§ What you are asked to do: Drop the images; return everything else in the listing below exactly.

━━━━━ Input records ━━━━━

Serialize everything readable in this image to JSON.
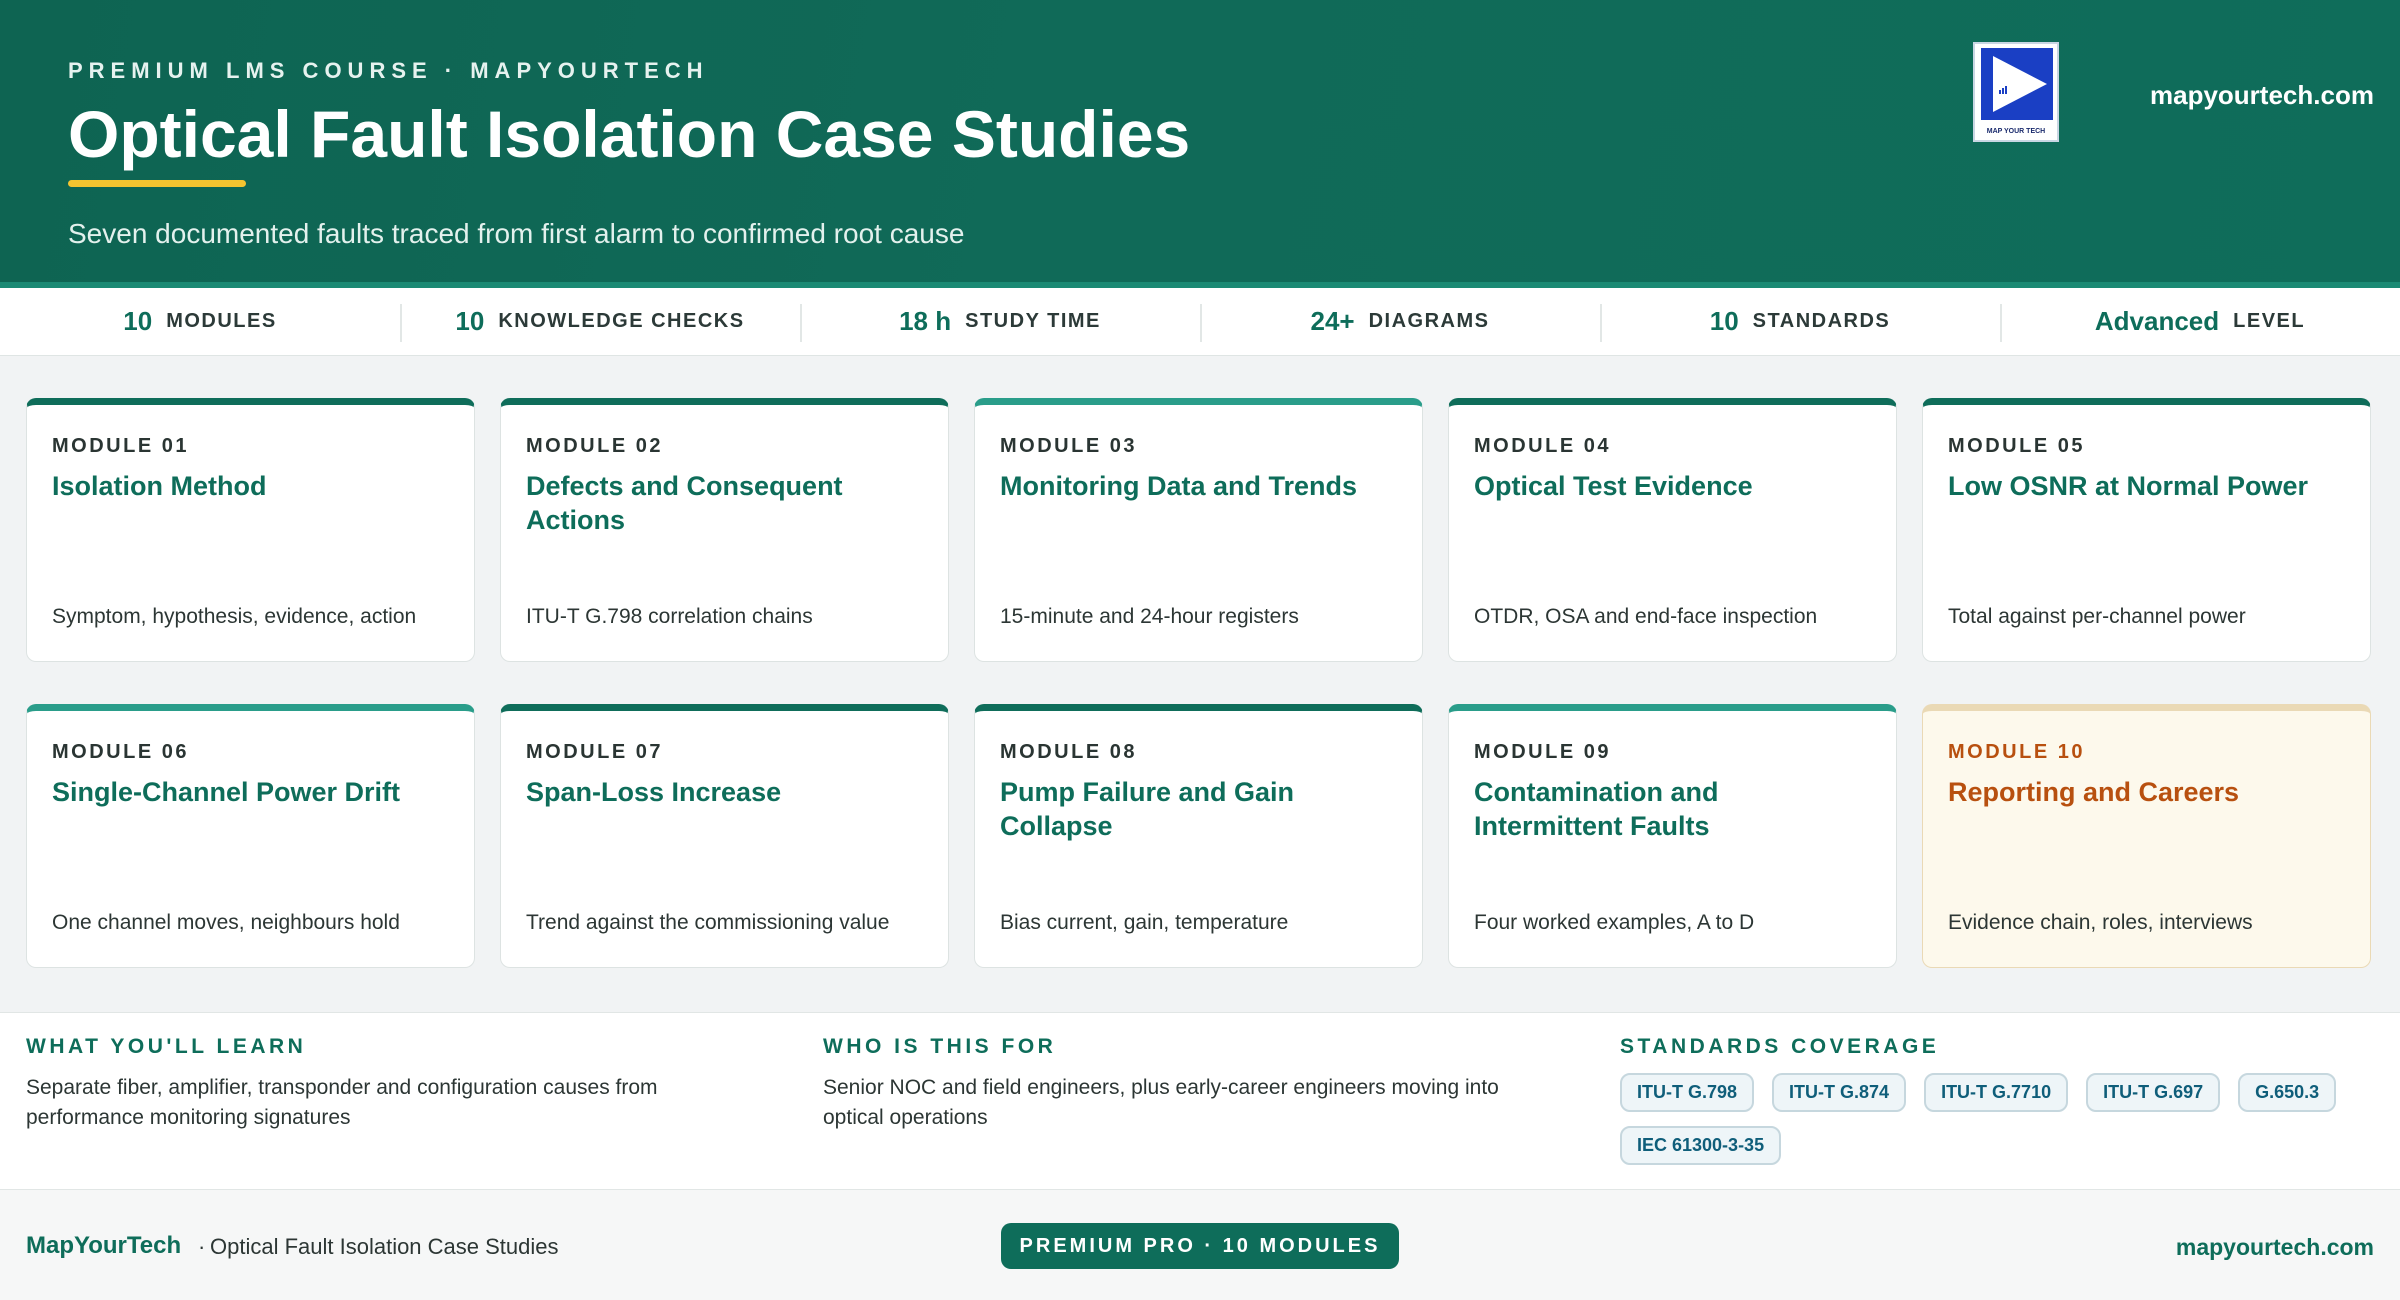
{
  "header": {
    "eyebrow": "PREMIUM LMS COURSE · MAPYOURTECH",
    "title": "Optical Fault Isolation Case Studies",
    "subtitle": "Seven documented faults traced from first alarm to confirmed root cause",
    "logo_text": "MAP YOUR TECH",
    "url": "mapyourtech.com"
  },
  "stats": [
    {
      "value": "10",
      "label": "MODULES"
    },
    {
      "value": "10",
      "label": "KNOWLEDGE CHECKS"
    },
    {
      "value": "18 h",
      "label": "STUDY TIME"
    },
    {
      "value": "24+",
      "label": "DIAGRAMS"
    },
    {
      "value": "10",
      "label": "STANDARDS"
    },
    {
      "value": "Advanced",
      "label": "LEVEL"
    }
  ],
  "modules": [
    {
      "num": "MODULE 01",
      "title": "Isolation Method",
      "desc": "Symptom, hypothesis, evidence, action"
    },
    {
      "num": "MODULE 02",
      "title": "Defects and Consequent Actions",
      "desc": "ITU-T G.798 correlation chains"
    },
    {
      "num": "MODULE 03",
      "title": "Monitoring Data and Trends",
      "desc": "15-minute and 24-hour registers"
    },
    {
      "num": "MODULE 04",
      "title": "Optical Test Evidence",
      "desc": "OTDR, OSA and end-face inspection"
    },
    {
      "num": "MODULE 05",
      "title": "Low OSNR at Normal Power",
      "desc": "Total against per-channel power"
    },
    {
      "num": "MODULE 06",
      "title": "Single-Channel Power Drift",
      "desc": "One channel moves, neighbours hold"
    },
    {
      "num": "MODULE 07",
      "title": "Span-Loss Increase",
      "desc": "Trend against the commissioning value"
    },
    {
      "num": "MODULE 08",
      "title": "Pump Failure and Gain Collapse",
      "desc": "Bias current, gain, temperature"
    },
    {
      "num": "MODULE 09",
      "title": "Contamination and Intermittent Faults",
      "desc": "Four worked examples, A to D"
    },
    {
      "num": "MODULE 10",
      "title": "Reporting and Careers",
      "desc": "Evidence chain, roles, interviews"
    }
  ],
  "info": {
    "learn": {
      "heading": "WHAT YOU'LL LEARN",
      "text": "Separate fiber, amplifier, transponder and configuration causes from performance monitoring signatures"
    },
    "audience": {
      "heading": "WHO IS THIS FOR",
      "text": "Senior NOC and field engineers, plus early-career engineers moving into optical operations"
    },
    "standards": {
      "heading": "STANDARDS COVERAGE",
      "items": [
        "ITU-T G.798",
        "ITU-T G.874",
        "ITU-T G.7710",
        "ITU-T G.697",
        "G.650.3",
        "IEC 61300-3-35"
      ]
    }
  },
  "footer": {
    "brand": "MapYourTech",
    "separator": "·",
    "course": "Optical Fault Isolation Case Studies",
    "badge": "PREMIUM PRO · 10 MODULES",
    "url": "mapyourtech.com"
  },
  "colors": {
    "primary": "#0e6d5a",
    "primary_light": "#2a9d8a",
    "accent": "#b8500f",
    "highlight": "#f4c430"
  }
}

━━━━━

§ Answer to this exercise:
Serialize everything readable in this image to JSON.
{
  "header": {
    "eyebrow": "PREMIUM LMS COURSE · MAPYOURTECH",
    "title": "Optical Fault Isolation Case Studies",
    "subtitle": "Seven documented faults traced from first alarm to confirmed root cause",
    "logo_text": "MAP YOUR TECH",
    "url": "mapyourtech.com"
  },
  "stats": [
    {
      "value": "10",
      "label": "MODULES"
    },
    {
      "value": "10",
      "label": "KNOWLEDGE CHECKS"
    },
    {
      "value": "18 h",
      "label": "STUDY TIME"
    },
    {
      "value": "24+",
      "label": "DIAGRAMS"
    },
    {
      "value": "10",
      "label": "STANDARDS"
    },
    {
      "value": "Advanced",
      "label": "LEVEL"
    }
  ],
  "modules": [
    {
      "num": "MODULE 01",
      "title": "Isolation Method",
      "desc": "Symptom, hypothesis, evidence, action"
    },
    {
      "num": "MODULE 02",
      "title": "Defects and Consequent Actions",
      "desc": "ITU-T G.798 correlation chains"
    },
    {
      "num": "MODULE 03",
      "title": "Monitoring Data and Trends",
      "desc": "15-minute and 24-hour registers"
    },
    {
      "num": "MODULE 04",
      "title": "Optical Test Evidence",
      "desc": "OTDR, OSA and end-face inspection"
    },
    {
      "num": "MODULE 05",
      "title": "Low OSNR at Normal Power",
      "desc": "Total against per-channel power"
    },
    {
      "num": "MODULE 06",
      "title": "Single-Channel Power Drift",
      "desc": "One channel moves, neighbours hold"
    },
    {
      "num": "MODULE 07",
      "title": "Span-Loss Increase",
      "desc": "Trend against the commissioning value"
    },
    {
      "num": "MODULE 08",
      "title": "Pump Failure and Gain Collapse",
      "desc": "Bias current, gain, temperature"
    },
    {
      "num": "MODULE 09",
      "title": "Contamination and Intermittent Faults",
      "desc": "Four worked examples, A to D"
    },
    {
      "num": "MODULE 10",
      "title": "Reporting and Careers",
      "desc": "Evidence chain, roles, interviews"
    }
  ],
  "info": {
    "learn": {
      "heading": "WHAT YOU'LL LEARN",
      "text": "Separate fiber, amplifier, transponder and configuration causes from performance monitoring signatures"
    },
    "audience": {
      "heading": "WHO IS THIS FOR",
      "text": "Senior NOC and field engineers, plus early-career engineers moving into optical operations"
    },
    "standards": {
      "heading": "STANDARDS COVERAGE",
      "items": [
        "ITU-T G.798",
        "ITU-T G.874",
        "ITU-T G.7710",
        "ITU-T G.697",
        "G.650.3",
        "IEC 61300-3-35"
      ]
    }
  },
  "footer": {
    "brand": "MapYourTech",
    "separator": "·",
    "course": "Optical Fault Isolation Case Studies",
    "badge": "PREMIUM PRO · 10 MODULES",
    "url": "mapyourtech.com"
  },
  "colors": {
    "primary": "#0e6d5a",
    "primary_light": "#2a9d8a",
    "accent": "#b8500f",
    "highlight": "#f4c430"
  }
}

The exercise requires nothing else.